BRIEF – Search the material below for the string "Threshold" and list each line that holds it.

DATA –
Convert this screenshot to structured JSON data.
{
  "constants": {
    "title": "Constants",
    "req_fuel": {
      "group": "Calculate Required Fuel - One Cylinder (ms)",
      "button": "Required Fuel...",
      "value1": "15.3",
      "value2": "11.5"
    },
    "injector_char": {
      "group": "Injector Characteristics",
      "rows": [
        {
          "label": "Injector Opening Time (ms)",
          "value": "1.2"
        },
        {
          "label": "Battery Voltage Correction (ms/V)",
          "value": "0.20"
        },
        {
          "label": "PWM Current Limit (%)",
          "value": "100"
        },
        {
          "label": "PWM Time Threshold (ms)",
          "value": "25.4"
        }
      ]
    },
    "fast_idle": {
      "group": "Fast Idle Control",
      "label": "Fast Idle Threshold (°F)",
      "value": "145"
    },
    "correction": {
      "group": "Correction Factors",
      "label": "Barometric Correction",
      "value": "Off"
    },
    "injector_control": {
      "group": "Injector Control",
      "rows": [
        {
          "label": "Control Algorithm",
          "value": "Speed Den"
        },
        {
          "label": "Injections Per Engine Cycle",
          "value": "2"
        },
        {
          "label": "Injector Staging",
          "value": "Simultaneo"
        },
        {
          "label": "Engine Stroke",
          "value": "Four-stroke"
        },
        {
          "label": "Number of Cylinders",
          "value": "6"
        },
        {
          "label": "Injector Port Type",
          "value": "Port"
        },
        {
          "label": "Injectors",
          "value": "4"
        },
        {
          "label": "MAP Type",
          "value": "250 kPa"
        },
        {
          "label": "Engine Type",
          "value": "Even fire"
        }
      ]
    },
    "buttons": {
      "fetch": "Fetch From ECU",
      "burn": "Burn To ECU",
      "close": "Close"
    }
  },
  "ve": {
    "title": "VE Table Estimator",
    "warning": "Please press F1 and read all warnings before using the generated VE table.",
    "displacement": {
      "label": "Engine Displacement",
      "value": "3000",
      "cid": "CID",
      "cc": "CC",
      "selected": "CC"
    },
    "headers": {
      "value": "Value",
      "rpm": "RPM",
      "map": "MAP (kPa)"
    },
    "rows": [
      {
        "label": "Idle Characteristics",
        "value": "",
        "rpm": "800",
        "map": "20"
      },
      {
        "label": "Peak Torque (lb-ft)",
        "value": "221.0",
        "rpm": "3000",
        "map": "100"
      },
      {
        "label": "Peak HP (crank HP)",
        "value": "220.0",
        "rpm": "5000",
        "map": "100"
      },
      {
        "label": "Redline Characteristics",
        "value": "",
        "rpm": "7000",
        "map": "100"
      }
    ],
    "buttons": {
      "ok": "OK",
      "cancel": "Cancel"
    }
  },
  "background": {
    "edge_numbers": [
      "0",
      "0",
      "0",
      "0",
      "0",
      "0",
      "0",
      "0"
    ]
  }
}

ANSWER –
          "label": "PWM Time Threshold (ms)",
      "label": "Fast Idle Threshold (°F)",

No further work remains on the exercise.